Texto del ejercicio:
◆ ◆ ◆
Con Ortega y Gasset y con Pérez de Ayala, en un momento crítico de la vida española de este siglo –cuando abdicó el rey don Alfonso XIII y la monarquía hizo tránsito a la república en un tenebroso interregnotuvo Marañón en sus manos la suerte de la patria.
Los periódicos franceses dicen que él fue “l’accoucheur de la République”: con modestia responde que tan sólo fuetestigo presencial del parto. Este fugaz interludio político en su vida de médico, de escritor y de sociólogo le debió dejar un amargo regusto.
Después vino la vida conmocionada, malograda y corta de la república y el drama que desangró tan cruelmente a la patria del Quijote, cuyas causas y desarrollo hemos tratado de comprender -sin lograrlo- puesto que es imposible captar el por qué de un fratricidio.
Marañón llegaba. Atravesaba por una sala de enfermos hacia la biblioteca. Vestía blanco delantal en que resaltaba el monograma azul de largas letras, quizás bordadas por manos monjiles de algún claustro toledano. Y pasaba a la sala donde realizaba su consulta clínica, que también era su cátedra, ajeno a toda suficiencia científica y a toda grandiosidad académica.
◆ ◆ ◆
(Datos de predicción de cuadros delimitadores)
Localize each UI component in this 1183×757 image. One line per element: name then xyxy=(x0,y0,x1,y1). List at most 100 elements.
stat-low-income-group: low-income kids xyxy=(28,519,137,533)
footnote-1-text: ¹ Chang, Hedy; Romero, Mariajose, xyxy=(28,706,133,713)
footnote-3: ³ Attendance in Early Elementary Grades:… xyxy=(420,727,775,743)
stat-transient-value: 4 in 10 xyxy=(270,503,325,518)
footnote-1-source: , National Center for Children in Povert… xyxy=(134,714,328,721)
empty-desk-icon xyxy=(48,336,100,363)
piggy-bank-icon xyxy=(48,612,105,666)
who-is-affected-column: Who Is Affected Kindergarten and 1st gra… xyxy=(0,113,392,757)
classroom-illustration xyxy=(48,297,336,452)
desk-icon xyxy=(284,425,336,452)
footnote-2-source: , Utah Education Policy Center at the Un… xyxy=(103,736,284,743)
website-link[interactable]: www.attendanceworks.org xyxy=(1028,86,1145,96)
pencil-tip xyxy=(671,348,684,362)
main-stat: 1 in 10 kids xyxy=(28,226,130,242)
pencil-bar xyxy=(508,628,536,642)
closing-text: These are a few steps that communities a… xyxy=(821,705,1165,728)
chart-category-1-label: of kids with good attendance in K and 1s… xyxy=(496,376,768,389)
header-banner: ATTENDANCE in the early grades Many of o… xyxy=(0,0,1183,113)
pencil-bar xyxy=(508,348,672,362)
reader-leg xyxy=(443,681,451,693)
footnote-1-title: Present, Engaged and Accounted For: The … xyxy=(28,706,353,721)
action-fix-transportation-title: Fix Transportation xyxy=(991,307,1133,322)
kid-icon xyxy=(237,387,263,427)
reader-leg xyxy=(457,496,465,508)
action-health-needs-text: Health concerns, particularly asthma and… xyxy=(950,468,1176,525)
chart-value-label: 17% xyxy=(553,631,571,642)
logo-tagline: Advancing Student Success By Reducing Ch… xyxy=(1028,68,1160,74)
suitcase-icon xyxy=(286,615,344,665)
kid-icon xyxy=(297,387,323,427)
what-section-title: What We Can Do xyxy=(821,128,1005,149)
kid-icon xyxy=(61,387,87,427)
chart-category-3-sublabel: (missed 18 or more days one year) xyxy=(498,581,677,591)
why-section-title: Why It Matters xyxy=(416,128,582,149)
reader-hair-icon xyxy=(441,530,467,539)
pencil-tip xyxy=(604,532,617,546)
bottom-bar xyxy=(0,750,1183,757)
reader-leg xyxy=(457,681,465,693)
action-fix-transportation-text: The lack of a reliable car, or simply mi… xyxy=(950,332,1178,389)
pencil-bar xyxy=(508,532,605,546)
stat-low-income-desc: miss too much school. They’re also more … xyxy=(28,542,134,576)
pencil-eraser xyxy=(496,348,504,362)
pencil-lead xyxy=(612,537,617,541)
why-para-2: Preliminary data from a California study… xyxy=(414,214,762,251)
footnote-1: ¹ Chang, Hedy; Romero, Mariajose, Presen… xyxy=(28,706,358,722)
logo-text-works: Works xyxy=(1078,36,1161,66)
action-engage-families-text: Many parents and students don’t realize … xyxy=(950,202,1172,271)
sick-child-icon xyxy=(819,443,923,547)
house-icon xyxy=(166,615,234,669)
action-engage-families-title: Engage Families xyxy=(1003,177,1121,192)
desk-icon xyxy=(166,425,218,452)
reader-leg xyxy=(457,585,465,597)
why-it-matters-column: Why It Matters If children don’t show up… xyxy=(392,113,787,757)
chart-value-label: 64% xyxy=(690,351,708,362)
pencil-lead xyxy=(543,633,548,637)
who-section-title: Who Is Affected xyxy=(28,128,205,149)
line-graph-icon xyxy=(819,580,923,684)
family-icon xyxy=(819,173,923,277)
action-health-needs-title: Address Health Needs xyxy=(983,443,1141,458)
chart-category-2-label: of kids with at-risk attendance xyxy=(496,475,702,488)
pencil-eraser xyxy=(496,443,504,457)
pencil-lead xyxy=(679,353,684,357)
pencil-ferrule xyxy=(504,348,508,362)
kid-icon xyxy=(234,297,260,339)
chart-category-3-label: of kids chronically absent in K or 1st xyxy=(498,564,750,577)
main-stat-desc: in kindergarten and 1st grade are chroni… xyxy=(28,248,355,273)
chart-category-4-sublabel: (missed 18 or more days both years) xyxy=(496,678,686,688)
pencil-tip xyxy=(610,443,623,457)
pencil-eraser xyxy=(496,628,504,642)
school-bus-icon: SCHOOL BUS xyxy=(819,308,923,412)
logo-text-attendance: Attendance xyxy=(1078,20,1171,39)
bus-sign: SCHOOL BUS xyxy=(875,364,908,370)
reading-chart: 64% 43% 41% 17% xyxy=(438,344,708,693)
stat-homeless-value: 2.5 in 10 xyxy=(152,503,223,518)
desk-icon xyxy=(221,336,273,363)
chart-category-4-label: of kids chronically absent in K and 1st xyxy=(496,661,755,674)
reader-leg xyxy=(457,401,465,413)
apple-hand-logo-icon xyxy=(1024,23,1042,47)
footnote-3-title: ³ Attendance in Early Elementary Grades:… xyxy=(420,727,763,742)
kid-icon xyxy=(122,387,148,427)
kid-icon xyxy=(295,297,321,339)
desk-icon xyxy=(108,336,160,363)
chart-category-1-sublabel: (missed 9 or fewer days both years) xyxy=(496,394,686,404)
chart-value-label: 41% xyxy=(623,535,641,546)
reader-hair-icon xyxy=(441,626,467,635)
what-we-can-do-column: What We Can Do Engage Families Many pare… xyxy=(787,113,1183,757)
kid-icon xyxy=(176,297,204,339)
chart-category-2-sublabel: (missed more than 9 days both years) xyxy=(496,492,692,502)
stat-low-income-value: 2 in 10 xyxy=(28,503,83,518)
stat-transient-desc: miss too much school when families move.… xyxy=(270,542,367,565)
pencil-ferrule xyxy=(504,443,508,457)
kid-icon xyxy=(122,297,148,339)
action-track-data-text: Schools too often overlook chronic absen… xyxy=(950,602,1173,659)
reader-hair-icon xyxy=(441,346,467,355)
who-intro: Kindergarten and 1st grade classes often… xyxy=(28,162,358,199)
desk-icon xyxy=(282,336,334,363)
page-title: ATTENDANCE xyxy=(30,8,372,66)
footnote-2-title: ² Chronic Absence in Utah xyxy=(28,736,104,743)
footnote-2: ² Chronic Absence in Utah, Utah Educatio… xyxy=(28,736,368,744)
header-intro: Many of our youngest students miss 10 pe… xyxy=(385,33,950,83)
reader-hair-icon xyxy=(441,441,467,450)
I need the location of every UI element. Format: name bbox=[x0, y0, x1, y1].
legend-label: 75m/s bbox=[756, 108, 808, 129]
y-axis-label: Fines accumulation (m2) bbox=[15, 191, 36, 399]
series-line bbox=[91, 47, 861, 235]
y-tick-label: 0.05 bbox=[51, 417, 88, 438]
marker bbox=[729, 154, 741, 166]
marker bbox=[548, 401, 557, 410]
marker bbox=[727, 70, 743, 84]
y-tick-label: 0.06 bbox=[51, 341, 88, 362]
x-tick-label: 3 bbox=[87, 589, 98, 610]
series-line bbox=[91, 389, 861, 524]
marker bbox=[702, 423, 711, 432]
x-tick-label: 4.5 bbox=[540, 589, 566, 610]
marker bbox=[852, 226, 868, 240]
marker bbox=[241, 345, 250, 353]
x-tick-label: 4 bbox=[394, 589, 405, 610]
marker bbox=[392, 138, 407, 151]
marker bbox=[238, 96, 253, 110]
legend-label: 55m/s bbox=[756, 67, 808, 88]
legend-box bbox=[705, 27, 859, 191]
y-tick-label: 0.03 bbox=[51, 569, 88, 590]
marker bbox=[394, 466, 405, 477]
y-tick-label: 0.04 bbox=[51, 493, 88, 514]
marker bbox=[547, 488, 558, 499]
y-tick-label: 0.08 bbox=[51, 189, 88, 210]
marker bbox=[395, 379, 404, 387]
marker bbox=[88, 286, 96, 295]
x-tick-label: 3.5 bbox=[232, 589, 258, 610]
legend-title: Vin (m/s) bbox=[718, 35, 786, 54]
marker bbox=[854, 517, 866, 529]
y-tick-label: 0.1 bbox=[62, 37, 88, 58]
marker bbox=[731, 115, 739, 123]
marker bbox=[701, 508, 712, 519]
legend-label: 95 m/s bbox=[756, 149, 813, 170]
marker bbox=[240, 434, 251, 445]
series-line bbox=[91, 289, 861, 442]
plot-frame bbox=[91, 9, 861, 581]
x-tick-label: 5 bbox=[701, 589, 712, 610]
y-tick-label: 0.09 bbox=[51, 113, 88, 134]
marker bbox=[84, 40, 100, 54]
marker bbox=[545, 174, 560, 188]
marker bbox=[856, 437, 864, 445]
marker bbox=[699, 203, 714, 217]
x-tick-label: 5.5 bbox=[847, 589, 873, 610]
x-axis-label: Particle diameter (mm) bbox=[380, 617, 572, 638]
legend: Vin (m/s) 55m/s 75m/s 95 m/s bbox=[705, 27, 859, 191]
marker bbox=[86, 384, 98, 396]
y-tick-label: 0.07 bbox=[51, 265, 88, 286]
◆ ◆ ◆
Ejercicio: En el texto sobre Marañón, ¿de qué color era el monograma de su delantal?

Respuesta: Azul.